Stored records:

::::::::

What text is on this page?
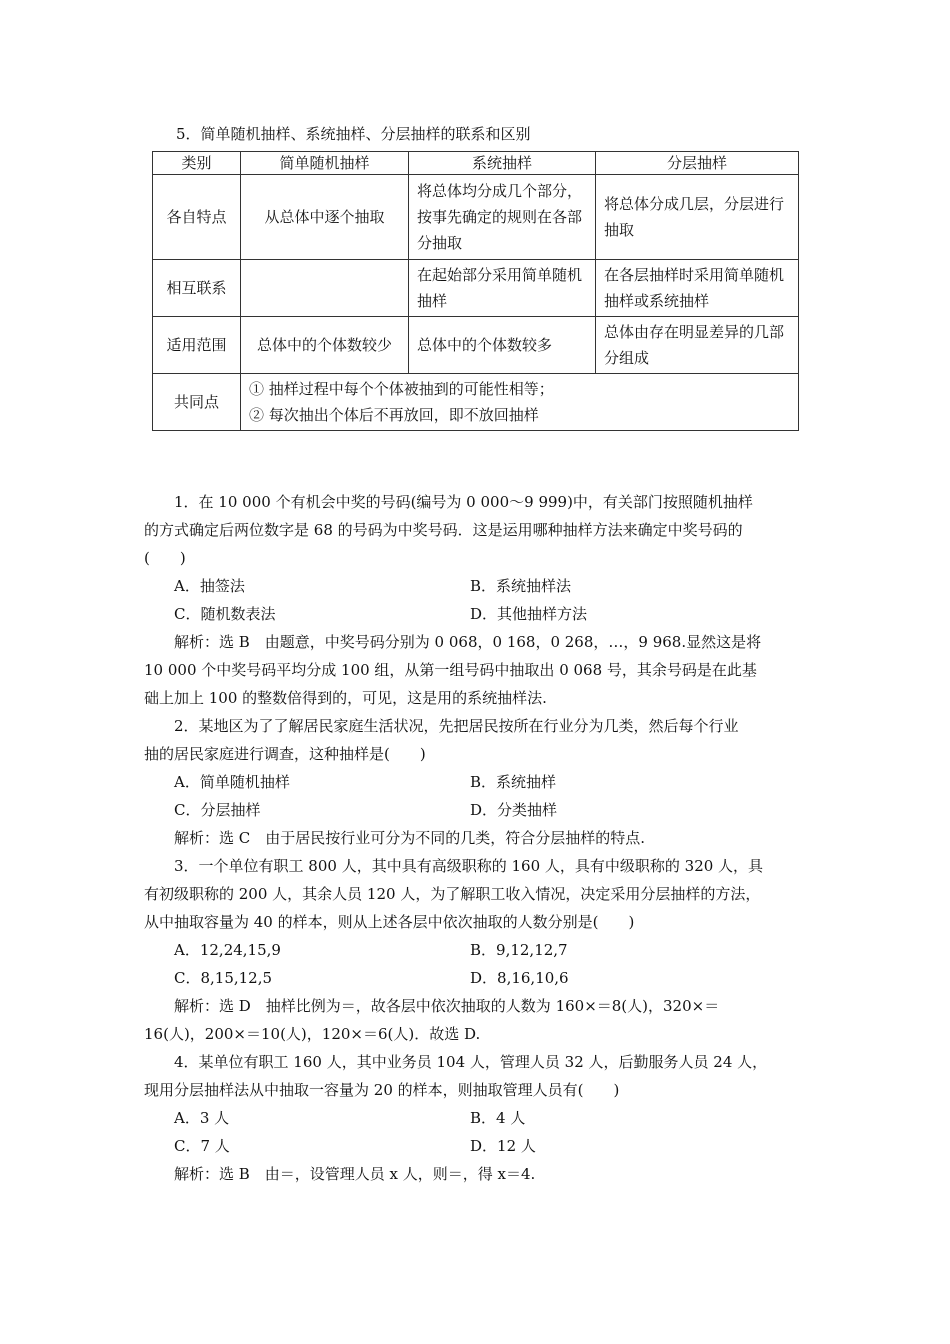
5．简单随机抽样、系统抽样、分层抽样的联系和区别
类别	简单随机抽样	系统抽样	分层抽样
各自特点	从总体中逐个抽取	将总体均分成几个部分，按事先确定的规则在各部分抽取	将总体分成几层，分层进行抽取
相互联系		在起始部分采用简单随机抽样	在各层抽样时采用简单随机抽样或系统抽样
适用范围	总体中的个体数较少	总体中的个体数较多	总体由存在明显差异的几部分组成
共同点	① 抽样过程中每个个体被抽到的可能性相等；
② 每次抽出个体后不再放回，即不放回抽样		
1．在 10 000 个有机会中奖的号码(编号为 0 000～9 999)中，有关部门按照随机抽样
的方式确定后两位数字是 68 的号码为中奖号码．这是运用哪种抽样方法来确定中奖号码的
(　　)
A．抽签法	B．系统抽样法
C．随机数表法	D．其他抽样方法
解析：选 B　由题意，中奖号码分别为 0 068，0 168，0 268，…，9 968.显然这是将
10 000 个中奖号码平均分成 100 组，从第一组号码中抽取出 0 068 号，其余号码是在此基
础上加上 100 的整数倍得到的，可见，这是用的系统抽样法.
2．某地区为了了解居民家庭生活状况，先把居民按所在行业分为几类，然后每个行业
抽的居民家庭进行调查，这种抽样是(　　)
A．简单随机抽样	B．系统抽样
C．分层抽样	D．分类抽样
解析：选 C　由于居民按行业可分为不同的几类，符合分层抽样的特点.
3．一个单位有职工 800 人，其中具有高级职称的 160 人，具有中级职称的 320 人，具
有初级职称的 200 人，其余人员 120 人，为了解职工收入情况，决定采用分层抽样的方法，
从中抽取容量为 40 的样本，则从上述各层中依次抽取的人数分别是(　　)
A．12,24,15,9	B．9,12,12,7
C．8,15,12,5	D．8,16,10,6
解析：选 D　抽样比例为＝，故各层中依次抽取的人数为 160×＝8(人)，320×＝
16(人)，200×＝10(人)，120×＝6(人)．故选 D.
4．某单位有职工 160 人，其中业务员 104 人，管理人员 32 人，后勤服务人员 24 人，
现用分层抽样法从中抽取一容量为 20 的样本，则抽取管理人员有(　　)
A．3 人	B．4 人
C．7 人	D．12 人
解析：选 B　由＝，设管理人员 x 人，则＝，得 x＝4.
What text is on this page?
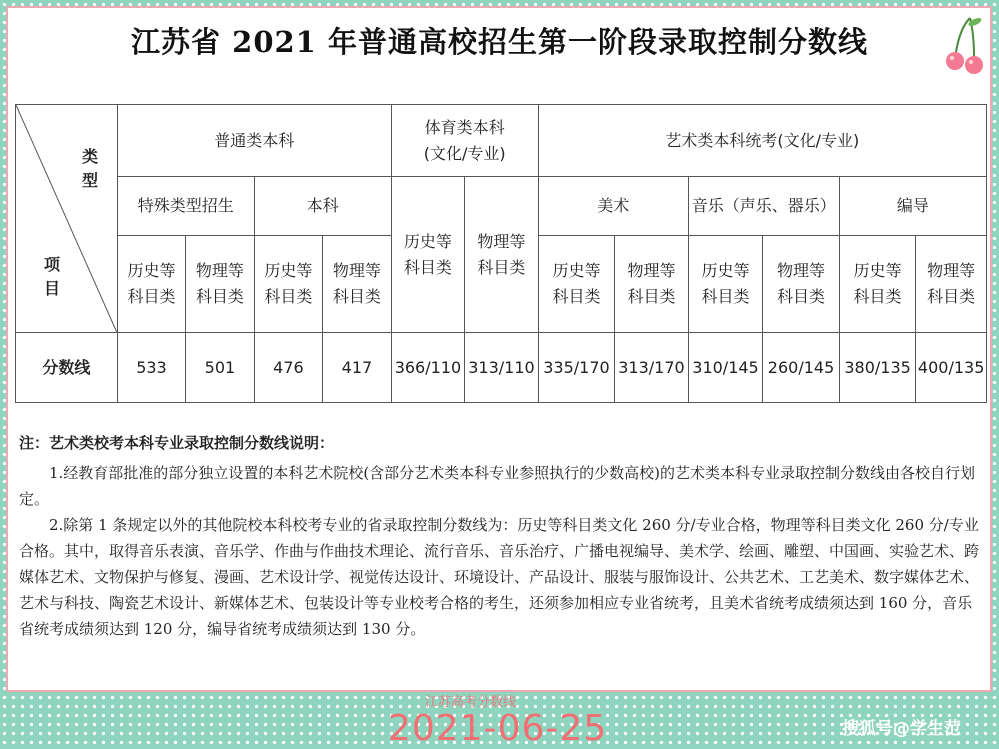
江苏省 2021 年普通高校招生第一阶段录取控制分数线
类型
项目	普通类本科				体育类本科(文化/专业)		艺术类本科统考(文化/专业)					
	特殊类型招生		本科		历史等科目类	物理等科目类	美术		音乐（声乐、器乐）		编导	

	历史等科目类	物理等科目类	历史等科目类	物理等科目类			历史等科目类	物理等科目类	历史等科目类	物理等科目类	历史等科目类	物理等科目类

分数线	533	501	476	417	366/110	313/110	335/170	313/170	310/145	260/145	380/135	400/135

注：艺术类校考本科专业录取控制分数线说明：

1.经教育部批准的部分独立设置的本科艺术院校(含部分艺术类本科专业参照执行的少数高校)的艺术类本科专业录取控制分数线由各校自行划定。

2.除第 1 条规定以外的其他院校本科校考专业的省录取控制分数线为：历史等科目类文化 260 分/专业合格，物理等科目类文化 260 分/专业合格。其中，取得音乐表演、音乐学、作曲与作曲技术理论、流行音乐、音乐治疗、广播电视编导、美术学、绘画、雕塑、中国画、实验艺术、跨媒体艺术、文物保护与修复、漫画、艺术设计学、视觉传达设计、环境设计、产品设计、服装与服饰设计、公共艺术、工艺美术、数字媒体艺术、艺术与科技、陶瓷艺术设计、新媒体艺术、包装设计等专业校考合格的考生，还须参加相应专业省统考，且美术省统考成绩须达到 160 分，音乐省统考成绩须达到 120 分，编导省统考成绩须达到 130 分。

江苏高考分数线
2021-06-25	搜狐号@学生范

::::::::

Set down the material above as is, without any pictures.

What text is on this page?
5．简单随机抽样、系统抽样、分层抽样的联系和区别
类别	简单随机抽样	系统抽样	分层抽样
各自特点	从总体中逐个抽取	将总体均分成几个部分，按事先确定的规则在各部分抽取	将总体分成几层，分层进行抽取
相互联系		在起始部分采用简单随机抽样	在各层抽样时采用简单随机抽样或系统抽样
适用范围	总体中的个体数较少	总体中的个体数较多	总体由存在明显差异的几部分组成
共同点	① 抽样过程中每个个体被抽到的可能性相等；
② 每次抽出个体后不再放回，即不放回抽样		
1．在 10 000 个有机会中奖的号码(编号为 0 000～9 999)中，有关部门按照随机抽样
的方式确定后两位数字是 68 的号码为中奖号码．这是运用哪种抽样方法来确定中奖号码的
(　　)
A．抽签法	B．系统抽样法
C．随机数表法	D．其他抽样方法
解析：选 B　由题意，中奖号码分别为 0 068，0 168，0 268，…，9 968.显然这是将
10 000 个中奖号码平均分成 100 组，从第一组号码中抽取出 0 068 号，其余号码是在此基
础上加上 100 的整数倍得到的，可见，这是用的系统抽样法.
2．某地区为了了解居民家庭生活状况，先把居民按所在行业分为几类，然后每个行业
抽的居民家庭进行调查，这种抽样是(　　)
A．简单随机抽样	B．系统抽样
C．分层抽样	D．分类抽样
解析：选 C　由于居民按行业可分为不同的几类，符合分层抽样的特点.
3．一个单位有职工 800 人，其中具有高级职称的 160 人，具有中级职称的 320 人，具
有初级职称的 200 人，其余人员 120 人，为了解职工收入情况，决定采用分层抽样的方法，
从中抽取容量为 40 的样本，则从上述各层中依次抽取的人数分别是(　　)
A．12,24,15,9	B．9,12,12,7
C．8,15,12,5	D．8,16,10,6
解析：选 D　抽样比例为＝，故各层中依次抽取的人数为 160×＝8(人)，320×＝
16(人)，200×＝10(人)，120×＝6(人)．故选 D.
4．某单位有职工 160 人，其中业务员 104 人，管理人员 32 人，后勤服务人员 24 人，
现用分层抽样法从中抽取一容量为 20 的样本，则抽取管理人员有(　　)
A．3 人	B．4 人
C．7 人	D．12 人
解析：选 B　由＝，设管理人员 x 人，则＝，得 x＝4.
What text is on this page?
江苏省 2021 年普通高校招生第一阶段录取控制分数线
类型
项目	普通类本科				体育类本科(文化/专业)		艺术类本科统考(文化/专业)					
	特殊类型招生		本科		历史等科目类	物理等科目类	美术		音乐（声乐、器乐）		编导	

	历史等科目类	物理等科目类	历史等科目类	物理等科目类			历史等科目类	物理等科目类	历史等科目类	物理等科目类	历史等科目类	物理等科目类

分数线	533	501	476	417	366/110	313/110	335/170	313/170	310/145	260/145	380/135	400/135

注：艺术类校考本科专业录取控制分数线说明：

1.经教育部批准的部分独立设置的本科艺术院校(含部分艺术类本科专业参照执行的少数高校)的艺术类本科专业录取控制分数线由各校自行划定。

2.除第 1 条规定以外的其他院校本科校考专业的省录取控制分数线为：历史等科目类文化 260 分/专业合格，物理等科目类文化 260 分/专业合格。其中，取得音乐表演、音乐学、作曲与作曲技术理论、流行音乐、音乐治疗、广播电视编导、美术学、绘画、雕塑、中国画、实验艺术、跨媒体艺术、文物保护与修复、漫画、艺术设计学、视觉传达设计、环境设计、产品设计、服装与服饰设计、公共艺术、工艺美术、数字媒体艺术、艺术与科技、陶瓷艺术设计、新媒体艺术、包装设计等专业校考合格的考生，还须参加相应专业省统考，且美术省统考成绩须达到 160 分，音乐省统考成绩须达到 120 分，编导省统考成绩须达到 130 分。

江苏高考分数线
2021-06-25	搜狐号@学生范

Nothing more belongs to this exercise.